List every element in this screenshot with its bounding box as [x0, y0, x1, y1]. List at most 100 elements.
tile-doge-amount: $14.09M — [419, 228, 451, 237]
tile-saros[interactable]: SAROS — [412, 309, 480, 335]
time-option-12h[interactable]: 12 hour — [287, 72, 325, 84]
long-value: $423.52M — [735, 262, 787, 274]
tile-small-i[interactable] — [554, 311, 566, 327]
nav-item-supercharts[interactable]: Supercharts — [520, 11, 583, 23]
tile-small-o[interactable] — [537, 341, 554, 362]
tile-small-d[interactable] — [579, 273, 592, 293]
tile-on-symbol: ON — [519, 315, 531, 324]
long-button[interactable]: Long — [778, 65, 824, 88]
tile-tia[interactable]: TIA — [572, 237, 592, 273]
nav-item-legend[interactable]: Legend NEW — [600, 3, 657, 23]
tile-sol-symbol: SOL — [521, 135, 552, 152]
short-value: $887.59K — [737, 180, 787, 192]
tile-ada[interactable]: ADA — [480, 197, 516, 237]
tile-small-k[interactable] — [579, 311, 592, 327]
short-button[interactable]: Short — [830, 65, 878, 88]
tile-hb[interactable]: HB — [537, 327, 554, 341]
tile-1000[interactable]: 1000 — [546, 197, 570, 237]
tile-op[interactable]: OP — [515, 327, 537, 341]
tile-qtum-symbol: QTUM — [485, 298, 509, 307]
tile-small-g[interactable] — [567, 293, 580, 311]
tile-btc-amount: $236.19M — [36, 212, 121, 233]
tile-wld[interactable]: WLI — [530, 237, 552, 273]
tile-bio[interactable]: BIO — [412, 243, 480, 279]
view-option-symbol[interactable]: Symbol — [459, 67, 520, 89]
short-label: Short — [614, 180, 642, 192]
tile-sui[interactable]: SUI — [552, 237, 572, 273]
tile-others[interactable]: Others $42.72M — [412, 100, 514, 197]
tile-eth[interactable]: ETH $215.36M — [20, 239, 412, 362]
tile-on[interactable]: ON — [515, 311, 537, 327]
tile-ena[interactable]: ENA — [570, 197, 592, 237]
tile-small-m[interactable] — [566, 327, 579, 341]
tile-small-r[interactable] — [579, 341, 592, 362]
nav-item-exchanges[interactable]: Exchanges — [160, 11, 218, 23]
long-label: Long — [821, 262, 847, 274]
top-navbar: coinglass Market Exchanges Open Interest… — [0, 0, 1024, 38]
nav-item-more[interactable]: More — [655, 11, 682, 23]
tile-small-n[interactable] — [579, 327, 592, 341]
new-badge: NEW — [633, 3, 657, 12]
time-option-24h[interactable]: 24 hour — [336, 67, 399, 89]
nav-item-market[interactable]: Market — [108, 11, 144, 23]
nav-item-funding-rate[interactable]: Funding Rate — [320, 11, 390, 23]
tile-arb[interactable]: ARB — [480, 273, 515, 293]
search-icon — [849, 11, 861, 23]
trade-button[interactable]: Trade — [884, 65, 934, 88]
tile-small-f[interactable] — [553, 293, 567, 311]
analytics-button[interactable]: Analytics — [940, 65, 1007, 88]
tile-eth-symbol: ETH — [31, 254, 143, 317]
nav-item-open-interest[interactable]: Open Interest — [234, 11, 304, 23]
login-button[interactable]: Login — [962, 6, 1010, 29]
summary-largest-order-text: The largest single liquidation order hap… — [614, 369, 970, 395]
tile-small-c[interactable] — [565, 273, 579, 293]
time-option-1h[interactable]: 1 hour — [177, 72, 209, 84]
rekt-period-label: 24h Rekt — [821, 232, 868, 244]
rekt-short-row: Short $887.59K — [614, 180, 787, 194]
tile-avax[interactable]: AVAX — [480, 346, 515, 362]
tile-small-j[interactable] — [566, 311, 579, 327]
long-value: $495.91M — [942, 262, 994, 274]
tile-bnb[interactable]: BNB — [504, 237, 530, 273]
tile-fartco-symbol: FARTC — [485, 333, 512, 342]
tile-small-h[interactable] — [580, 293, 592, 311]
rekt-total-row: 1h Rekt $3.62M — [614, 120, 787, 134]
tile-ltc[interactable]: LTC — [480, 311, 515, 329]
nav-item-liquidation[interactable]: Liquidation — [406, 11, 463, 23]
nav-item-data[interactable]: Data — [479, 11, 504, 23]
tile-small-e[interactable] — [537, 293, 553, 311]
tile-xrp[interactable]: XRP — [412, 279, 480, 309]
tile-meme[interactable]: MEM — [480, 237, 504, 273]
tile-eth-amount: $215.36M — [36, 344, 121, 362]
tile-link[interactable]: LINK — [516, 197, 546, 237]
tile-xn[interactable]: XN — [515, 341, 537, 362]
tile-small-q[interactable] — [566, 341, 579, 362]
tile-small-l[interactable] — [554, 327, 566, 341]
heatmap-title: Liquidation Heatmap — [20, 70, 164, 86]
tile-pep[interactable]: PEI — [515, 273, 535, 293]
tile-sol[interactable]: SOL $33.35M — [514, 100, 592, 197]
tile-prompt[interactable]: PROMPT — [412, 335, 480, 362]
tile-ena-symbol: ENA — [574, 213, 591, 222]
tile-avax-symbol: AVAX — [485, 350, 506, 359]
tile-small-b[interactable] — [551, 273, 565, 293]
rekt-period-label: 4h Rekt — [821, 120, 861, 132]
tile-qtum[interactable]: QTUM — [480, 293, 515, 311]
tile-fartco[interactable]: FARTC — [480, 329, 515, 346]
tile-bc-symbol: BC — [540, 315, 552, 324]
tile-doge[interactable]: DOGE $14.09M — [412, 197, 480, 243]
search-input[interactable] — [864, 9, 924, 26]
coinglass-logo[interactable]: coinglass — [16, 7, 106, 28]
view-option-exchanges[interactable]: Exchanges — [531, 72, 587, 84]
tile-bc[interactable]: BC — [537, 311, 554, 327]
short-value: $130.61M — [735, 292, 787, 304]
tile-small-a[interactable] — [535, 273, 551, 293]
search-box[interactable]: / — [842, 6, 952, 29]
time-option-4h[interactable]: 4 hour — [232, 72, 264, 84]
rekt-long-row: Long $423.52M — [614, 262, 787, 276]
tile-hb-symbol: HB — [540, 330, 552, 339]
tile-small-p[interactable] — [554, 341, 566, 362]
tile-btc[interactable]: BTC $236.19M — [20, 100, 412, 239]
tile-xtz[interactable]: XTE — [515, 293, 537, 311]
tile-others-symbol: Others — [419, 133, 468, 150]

────

PROBLEM STATEMENT :: Write out verbatim the lines from the first line of the block through the line containing "tile-ada[interactable]: ADA —", inclusive.

COMPLETE RESPONSE ::
List every element in this screenshot with its bounding box as [x0, y0, x1, y1]. List at most 100 elements.
tile-doge-amount: $14.09M — [419, 228, 451, 237]
tile-saros[interactable]: SAROS — [412, 309, 480, 335]
time-option-12h[interactable]: 12 hour — [287, 72, 325, 84]
long-value: $423.52M — [735, 262, 787, 274]
tile-small-i[interactable] — [554, 311, 566, 327]
nav-item-supercharts[interactable]: Supercharts — [520, 11, 583, 23]
tile-small-o[interactable] — [537, 341, 554, 362]
tile-small-d[interactable] — [579, 273, 592, 293]
tile-on-symbol: ON — [519, 315, 531, 324]
long-button[interactable]: Long — [778, 65, 824, 88]
tile-tia[interactable]: TIA — [572, 237, 592, 273]
nav-item-legend[interactable]: Legend NEW — [600, 3, 657, 23]
tile-sol-symbol: SOL — [521, 135, 552, 152]
short-value: $887.59K — [737, 180, 787, 192]
tile-ada[interactable]: ADA — [480, 197, 516, 237]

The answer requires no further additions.